(Provided entries)
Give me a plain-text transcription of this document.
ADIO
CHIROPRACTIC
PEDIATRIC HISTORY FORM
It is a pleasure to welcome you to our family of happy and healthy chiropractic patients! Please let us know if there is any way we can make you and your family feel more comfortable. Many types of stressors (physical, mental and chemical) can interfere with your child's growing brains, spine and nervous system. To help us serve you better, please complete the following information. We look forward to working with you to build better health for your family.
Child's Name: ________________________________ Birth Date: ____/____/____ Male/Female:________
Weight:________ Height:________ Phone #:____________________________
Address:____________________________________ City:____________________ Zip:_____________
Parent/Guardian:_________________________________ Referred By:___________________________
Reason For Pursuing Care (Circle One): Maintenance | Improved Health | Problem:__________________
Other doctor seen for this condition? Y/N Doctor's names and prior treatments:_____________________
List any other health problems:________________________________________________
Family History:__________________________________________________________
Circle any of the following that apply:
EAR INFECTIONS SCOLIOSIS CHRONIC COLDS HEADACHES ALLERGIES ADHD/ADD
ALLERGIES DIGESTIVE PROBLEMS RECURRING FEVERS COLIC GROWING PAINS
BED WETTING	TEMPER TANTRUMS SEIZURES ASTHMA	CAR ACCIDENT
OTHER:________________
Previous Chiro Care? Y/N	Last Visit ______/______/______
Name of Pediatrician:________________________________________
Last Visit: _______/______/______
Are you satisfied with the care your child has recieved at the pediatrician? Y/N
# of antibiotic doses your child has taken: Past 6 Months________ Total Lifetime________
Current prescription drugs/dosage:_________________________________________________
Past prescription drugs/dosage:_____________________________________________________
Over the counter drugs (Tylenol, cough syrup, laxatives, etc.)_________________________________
(End Provided entries)
** What you are asked to do **
Pick every line of the data that includes the string "Last".

** Solution below **
Previous Chiro Care? Y/N	Last Visit ______/______/______
Last Visit: _______/______/______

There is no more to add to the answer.